[START OF Text segment]

The GOP future: we may be crazy, but we’re not stupid
The Grand Old Party is not disappearing any time soon. Despite the dire predictions of many analysts, the Republican Party is doing just fine. And while the Democrats are increasingly becoming the party of the well-educated and the well-to-do, the Republicans are holding on to their working class voters, thanks to a façade of “principled conservatism”. Behind this shield – which hides all of the Trump era deviants, from white suprematists to QAnon crazies – the GOP continues to promote an economic agenda that favors the rich.
Most political commentary these days – at least, by non-Republicans – is filled with Schadenfreude over the impending demise of the Republican Party. For at least a quarter-century now, experts have been projecting that the ascendance of a younger, more racially-diverse generation would sound the death knell of the Grand Old Party.

[END OF Text segment]
[START OF Raw data]

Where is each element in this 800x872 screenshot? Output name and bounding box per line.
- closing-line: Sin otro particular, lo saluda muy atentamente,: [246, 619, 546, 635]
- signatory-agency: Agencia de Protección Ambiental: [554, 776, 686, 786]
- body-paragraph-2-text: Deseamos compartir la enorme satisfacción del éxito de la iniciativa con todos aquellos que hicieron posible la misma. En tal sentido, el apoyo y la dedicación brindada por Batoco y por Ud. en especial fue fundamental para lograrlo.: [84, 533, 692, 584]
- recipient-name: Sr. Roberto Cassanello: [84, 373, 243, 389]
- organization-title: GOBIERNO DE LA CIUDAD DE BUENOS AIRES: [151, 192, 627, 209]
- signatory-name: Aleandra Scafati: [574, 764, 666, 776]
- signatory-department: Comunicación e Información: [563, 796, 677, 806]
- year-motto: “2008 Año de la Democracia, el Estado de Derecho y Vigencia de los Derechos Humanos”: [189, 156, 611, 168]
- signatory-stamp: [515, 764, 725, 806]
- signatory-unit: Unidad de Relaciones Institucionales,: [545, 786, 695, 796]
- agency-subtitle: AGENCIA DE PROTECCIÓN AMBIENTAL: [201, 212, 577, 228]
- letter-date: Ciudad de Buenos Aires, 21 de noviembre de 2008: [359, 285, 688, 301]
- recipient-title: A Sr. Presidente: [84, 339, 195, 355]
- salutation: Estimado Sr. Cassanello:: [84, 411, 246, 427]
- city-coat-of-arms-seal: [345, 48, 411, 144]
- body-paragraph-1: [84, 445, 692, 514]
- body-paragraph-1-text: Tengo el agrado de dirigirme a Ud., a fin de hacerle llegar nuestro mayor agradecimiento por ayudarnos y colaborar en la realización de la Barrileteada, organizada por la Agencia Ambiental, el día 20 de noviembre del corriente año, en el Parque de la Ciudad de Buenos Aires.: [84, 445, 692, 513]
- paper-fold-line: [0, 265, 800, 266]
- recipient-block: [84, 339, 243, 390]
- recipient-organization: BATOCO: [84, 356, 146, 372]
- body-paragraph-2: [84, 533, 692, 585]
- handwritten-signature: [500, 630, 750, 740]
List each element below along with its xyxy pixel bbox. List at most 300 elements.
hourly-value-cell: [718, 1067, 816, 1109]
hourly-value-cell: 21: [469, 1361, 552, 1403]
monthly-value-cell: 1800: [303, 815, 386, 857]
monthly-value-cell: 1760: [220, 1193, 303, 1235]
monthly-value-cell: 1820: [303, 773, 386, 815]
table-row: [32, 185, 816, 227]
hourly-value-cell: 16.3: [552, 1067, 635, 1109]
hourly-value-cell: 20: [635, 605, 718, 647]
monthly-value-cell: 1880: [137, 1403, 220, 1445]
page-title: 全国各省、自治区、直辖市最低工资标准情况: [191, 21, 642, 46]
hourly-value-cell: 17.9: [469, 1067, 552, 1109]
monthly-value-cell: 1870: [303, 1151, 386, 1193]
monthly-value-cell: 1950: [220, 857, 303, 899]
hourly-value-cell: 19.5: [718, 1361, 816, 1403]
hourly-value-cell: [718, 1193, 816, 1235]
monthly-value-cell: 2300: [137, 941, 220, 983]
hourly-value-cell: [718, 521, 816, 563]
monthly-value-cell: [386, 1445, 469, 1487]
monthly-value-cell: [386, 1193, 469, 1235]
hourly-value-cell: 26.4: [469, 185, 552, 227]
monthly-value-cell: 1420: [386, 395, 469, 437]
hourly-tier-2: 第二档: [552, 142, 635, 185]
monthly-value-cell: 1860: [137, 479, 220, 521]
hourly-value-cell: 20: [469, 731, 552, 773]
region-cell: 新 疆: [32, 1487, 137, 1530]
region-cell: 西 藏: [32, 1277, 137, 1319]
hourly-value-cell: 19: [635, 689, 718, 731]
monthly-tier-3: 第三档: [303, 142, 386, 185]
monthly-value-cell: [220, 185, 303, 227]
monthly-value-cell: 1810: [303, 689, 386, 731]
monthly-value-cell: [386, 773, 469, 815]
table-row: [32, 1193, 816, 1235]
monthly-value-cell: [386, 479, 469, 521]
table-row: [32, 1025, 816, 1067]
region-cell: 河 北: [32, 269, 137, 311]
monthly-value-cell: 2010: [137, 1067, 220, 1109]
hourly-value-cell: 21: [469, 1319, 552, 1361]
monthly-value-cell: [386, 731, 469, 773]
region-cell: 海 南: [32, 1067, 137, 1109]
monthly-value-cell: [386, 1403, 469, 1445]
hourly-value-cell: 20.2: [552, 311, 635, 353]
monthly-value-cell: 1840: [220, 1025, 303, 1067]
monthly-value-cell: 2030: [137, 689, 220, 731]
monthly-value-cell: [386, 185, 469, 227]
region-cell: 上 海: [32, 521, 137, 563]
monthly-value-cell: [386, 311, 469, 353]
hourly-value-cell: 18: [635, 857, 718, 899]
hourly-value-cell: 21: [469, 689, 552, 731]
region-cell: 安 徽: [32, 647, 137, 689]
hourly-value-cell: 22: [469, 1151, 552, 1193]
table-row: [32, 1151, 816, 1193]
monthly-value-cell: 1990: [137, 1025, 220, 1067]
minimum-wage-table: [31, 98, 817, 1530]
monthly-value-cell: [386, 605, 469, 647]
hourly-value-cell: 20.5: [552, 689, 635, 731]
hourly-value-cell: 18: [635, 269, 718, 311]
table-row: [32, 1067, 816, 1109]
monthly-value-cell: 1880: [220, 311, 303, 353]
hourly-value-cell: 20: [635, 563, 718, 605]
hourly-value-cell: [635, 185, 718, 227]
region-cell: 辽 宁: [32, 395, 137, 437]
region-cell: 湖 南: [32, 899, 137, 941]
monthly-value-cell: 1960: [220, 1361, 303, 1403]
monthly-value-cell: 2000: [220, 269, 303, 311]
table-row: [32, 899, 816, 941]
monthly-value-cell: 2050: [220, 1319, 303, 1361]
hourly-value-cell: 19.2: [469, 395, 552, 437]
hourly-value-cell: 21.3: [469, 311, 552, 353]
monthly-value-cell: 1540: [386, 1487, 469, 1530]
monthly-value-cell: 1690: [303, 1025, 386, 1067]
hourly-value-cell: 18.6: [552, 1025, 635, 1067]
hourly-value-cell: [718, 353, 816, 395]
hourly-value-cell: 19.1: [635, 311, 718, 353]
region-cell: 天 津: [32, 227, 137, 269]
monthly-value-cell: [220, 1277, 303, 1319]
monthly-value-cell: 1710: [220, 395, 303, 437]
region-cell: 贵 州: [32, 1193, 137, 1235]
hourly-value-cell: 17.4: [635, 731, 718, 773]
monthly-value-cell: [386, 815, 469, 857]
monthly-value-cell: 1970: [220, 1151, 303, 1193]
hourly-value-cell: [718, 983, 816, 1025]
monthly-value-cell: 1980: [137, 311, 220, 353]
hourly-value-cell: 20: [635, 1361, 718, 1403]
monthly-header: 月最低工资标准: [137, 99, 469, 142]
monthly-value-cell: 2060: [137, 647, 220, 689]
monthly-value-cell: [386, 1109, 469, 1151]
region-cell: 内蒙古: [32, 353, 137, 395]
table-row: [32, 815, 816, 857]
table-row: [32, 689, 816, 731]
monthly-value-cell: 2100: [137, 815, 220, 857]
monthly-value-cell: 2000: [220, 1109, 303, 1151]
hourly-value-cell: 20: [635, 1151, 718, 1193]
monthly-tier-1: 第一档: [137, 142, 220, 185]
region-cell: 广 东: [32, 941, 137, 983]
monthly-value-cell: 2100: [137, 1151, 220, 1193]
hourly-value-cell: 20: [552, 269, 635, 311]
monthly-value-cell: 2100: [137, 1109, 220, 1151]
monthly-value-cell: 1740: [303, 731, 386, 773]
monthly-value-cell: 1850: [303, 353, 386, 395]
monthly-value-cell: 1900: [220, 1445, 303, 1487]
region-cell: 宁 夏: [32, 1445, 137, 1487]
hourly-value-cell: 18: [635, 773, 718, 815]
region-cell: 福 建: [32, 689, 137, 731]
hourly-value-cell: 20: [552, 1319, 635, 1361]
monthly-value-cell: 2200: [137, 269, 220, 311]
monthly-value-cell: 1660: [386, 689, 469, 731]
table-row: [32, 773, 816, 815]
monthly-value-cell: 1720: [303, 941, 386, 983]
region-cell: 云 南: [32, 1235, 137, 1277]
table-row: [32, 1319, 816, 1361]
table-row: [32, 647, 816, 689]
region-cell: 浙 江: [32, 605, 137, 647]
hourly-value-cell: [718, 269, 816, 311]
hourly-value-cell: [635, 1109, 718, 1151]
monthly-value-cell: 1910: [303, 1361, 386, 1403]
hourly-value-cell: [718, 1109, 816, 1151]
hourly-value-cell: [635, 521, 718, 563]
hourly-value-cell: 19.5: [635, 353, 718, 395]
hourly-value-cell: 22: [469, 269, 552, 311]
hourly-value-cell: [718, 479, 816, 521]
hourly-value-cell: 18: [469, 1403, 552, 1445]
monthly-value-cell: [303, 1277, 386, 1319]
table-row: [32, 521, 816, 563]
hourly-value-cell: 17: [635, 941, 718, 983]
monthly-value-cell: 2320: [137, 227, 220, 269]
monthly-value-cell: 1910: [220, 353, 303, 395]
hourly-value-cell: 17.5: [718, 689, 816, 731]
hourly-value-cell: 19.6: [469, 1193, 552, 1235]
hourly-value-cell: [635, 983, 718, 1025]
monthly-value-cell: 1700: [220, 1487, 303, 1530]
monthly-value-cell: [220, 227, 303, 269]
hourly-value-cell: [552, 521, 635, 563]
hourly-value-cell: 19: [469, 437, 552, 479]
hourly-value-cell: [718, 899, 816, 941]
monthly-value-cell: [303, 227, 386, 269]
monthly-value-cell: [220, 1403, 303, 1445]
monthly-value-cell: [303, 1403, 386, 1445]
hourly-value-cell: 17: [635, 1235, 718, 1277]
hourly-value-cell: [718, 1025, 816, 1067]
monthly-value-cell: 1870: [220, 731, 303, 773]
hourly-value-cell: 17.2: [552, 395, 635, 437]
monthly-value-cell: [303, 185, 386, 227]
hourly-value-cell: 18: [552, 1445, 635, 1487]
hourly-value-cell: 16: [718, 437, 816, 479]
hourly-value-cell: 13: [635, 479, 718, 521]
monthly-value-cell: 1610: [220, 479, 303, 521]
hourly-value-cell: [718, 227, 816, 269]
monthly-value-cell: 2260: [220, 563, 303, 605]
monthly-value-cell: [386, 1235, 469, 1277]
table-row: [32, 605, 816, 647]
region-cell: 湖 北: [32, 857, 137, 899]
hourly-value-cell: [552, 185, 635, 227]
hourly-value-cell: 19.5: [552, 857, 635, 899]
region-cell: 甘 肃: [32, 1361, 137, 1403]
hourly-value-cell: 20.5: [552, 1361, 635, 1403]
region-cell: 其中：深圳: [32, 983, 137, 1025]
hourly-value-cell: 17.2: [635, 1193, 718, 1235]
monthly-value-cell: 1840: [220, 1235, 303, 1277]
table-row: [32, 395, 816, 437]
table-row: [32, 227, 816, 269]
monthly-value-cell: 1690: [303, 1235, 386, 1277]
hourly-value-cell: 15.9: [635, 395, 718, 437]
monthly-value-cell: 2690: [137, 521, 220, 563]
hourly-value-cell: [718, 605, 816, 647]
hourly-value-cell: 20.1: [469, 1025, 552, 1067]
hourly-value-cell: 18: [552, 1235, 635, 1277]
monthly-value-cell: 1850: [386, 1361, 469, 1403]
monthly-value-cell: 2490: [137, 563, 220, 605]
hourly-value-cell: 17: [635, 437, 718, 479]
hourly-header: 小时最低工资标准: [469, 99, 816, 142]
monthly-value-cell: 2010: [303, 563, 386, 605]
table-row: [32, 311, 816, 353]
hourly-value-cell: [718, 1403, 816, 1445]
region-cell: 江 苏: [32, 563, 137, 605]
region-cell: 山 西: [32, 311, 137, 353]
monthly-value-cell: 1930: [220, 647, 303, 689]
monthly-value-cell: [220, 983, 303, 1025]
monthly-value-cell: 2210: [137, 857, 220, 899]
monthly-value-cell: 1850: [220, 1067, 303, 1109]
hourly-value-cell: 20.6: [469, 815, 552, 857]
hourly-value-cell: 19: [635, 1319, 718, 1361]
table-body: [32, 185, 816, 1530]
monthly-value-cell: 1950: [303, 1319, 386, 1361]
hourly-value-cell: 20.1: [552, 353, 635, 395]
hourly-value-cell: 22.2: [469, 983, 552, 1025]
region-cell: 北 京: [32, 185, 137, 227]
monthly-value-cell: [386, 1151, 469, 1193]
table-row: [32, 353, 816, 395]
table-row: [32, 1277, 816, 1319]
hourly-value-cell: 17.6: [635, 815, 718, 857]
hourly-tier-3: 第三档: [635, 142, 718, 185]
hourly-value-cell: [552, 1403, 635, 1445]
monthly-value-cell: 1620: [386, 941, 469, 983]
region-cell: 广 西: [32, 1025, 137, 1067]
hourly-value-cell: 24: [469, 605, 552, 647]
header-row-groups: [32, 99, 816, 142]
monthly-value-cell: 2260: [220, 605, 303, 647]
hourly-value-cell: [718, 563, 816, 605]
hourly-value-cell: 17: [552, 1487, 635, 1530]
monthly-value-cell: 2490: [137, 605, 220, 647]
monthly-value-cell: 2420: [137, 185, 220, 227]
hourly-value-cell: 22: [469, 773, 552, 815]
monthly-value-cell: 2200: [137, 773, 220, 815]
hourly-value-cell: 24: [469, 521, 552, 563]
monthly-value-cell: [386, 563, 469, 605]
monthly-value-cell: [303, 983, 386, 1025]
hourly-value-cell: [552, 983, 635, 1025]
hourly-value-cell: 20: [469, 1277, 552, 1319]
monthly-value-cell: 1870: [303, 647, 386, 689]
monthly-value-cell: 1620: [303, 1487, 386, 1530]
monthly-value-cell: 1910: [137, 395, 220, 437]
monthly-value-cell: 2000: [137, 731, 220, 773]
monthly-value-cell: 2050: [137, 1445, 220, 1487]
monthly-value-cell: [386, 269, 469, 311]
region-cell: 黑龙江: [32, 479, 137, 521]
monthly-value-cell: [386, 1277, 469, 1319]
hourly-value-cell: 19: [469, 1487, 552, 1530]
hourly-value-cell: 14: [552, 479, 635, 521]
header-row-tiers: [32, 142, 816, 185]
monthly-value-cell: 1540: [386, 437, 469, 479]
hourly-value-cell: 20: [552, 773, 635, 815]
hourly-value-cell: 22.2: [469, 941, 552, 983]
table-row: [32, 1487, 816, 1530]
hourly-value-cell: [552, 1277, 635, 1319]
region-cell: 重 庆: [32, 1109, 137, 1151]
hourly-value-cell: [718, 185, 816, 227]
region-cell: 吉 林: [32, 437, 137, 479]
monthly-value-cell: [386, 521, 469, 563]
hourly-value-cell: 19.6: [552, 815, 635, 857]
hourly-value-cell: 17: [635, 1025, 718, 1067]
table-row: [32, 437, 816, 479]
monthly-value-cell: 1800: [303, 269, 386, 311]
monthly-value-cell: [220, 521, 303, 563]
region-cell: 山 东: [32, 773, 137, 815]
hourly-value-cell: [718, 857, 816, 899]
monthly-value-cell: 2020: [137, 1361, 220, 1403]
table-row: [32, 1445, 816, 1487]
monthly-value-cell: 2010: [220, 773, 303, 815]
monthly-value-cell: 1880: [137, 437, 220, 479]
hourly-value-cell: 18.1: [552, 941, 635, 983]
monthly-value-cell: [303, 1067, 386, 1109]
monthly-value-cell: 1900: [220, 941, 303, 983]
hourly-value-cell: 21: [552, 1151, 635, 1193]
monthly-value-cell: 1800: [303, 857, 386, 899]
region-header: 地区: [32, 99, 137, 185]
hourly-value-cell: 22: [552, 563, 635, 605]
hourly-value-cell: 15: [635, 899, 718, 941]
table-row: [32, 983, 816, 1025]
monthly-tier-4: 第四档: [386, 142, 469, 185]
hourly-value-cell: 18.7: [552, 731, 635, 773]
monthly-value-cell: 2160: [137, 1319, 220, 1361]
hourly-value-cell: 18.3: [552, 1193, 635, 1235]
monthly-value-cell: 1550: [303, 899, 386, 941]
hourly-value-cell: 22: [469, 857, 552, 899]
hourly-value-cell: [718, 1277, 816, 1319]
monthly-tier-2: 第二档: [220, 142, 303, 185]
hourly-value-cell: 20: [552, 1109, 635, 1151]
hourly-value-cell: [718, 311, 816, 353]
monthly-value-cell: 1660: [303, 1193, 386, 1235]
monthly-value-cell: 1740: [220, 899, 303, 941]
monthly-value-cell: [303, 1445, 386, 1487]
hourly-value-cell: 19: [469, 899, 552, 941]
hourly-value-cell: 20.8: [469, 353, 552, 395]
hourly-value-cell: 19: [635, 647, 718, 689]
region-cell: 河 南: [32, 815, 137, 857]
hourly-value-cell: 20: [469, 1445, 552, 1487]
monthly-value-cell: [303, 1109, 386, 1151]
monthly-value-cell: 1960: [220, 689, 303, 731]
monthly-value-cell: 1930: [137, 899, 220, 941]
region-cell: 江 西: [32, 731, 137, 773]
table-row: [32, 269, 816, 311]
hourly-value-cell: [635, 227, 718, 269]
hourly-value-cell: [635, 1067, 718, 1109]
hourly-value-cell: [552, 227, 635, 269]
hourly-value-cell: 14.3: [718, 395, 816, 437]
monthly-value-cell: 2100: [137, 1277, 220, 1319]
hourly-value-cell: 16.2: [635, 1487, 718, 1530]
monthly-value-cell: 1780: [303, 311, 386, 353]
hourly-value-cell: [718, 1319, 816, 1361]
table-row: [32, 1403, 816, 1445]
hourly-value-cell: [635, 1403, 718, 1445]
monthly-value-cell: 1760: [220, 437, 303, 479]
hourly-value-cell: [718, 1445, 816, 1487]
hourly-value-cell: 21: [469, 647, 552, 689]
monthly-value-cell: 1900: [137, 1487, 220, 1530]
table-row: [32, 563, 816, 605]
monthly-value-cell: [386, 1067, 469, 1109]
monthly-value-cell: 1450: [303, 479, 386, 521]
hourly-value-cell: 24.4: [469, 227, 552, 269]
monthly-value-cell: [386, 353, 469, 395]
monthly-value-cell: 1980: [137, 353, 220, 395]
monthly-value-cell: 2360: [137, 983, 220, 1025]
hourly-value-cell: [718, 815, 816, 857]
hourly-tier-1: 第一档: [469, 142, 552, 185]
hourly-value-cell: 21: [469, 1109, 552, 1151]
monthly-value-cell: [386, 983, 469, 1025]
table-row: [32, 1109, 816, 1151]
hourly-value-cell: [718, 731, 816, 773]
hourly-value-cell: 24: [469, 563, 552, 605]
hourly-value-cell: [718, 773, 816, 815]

[END OF Raw data]

• _Given task A_: Print the records from their first line through the line holding "- agency-subtitle: AGENCIA", inclusive, reproducing each line unchanged.
• _Given task B_: Please proceed with the piece on the Republican Party's future, continuing it from its final sentence.

• _Task answer A_:
Where is each element in this 800x872 screenshot? Output name and bounding box per line.
- closing-line: Sin otro particular, lo saluda muy atentamente,: [246, 619, 546, 635]
- signatory-agency: Agencia de Protección Ambiental: [554, 776, 686, 786]
- body-paragraph-2-text: Deseamos compartir la enorme satisfacción del éxito de la iniciativa con todos aquellos que hicieron posible la misma. En tal sentido, el apoyo y la dedicación brindada por Batoco y por Ud. en especial fue fundamental para lograrlo.: [84, 533, 692, 584]
- recipient-name: Sr. Roberto Cassanello: [84, 373, 243, 389]
- organization-title: GOBIERNO DE LA CIUDAD DE BUENOS AIRES: [151, 192, 627, 209]
- signatory-name: Aleandra Scafati: [574, 764, 666, 776]
- signatory-department: Comunicación e Información: [563, 796, 677, 806]
- year-motto: “2008 Año de la Democracia, el Estado de Derecho y Vigencia de los Derechos Humanos”: [189, 156, 611, 168]
- signatory-stamp: [515, 764, 725, 806]
- signatory-unit: Unidad de Relaciones Institucionales,: [545, 786, 695, 796]
- agency-subtitle: AGENCIA DE PROTECCIÓN AMBIENTAL: [201, 212, 577, 228]

• _Task answer B_:
But Republicans have doubled-down on a white-identity strategy that has turned previous Republican “dog whistles” (racially-encoded messages) into white supremacist foghorns, resulting in a growing paranoia that Republicans continue to nurse into an ever-downward spiral. They have gone from the militia movements of the 1990s, to the Tea Party of the Obama era, to the outright embrace of virtually every conspiracy theory that emerged under Trump, including the truly crazy QAnon movement (which presents Donald Trump as a Christ-like figure waging a secret war against an international cabal of blood-drinking Jewish pedophiles, who wield space lasers to rule the highest levels of government, not to mention that real seat of power, Hollywood). Which is pretty much what one would expect of an apocalyptic movement that just suffered an apocalypse.
So, obviously, the Republican Party is in an irreversible death spiral and will soon go the way of the Whig Party – the main alternative to Democrats in the mid-nineteenth century until it suddenly collapsed. Right? Well, no. As Mark Twain said of reports of his own death, Republican leaders clearly consider such obituaries premature – and they’re absolutely correct.
This should be cause for concern for everyone else.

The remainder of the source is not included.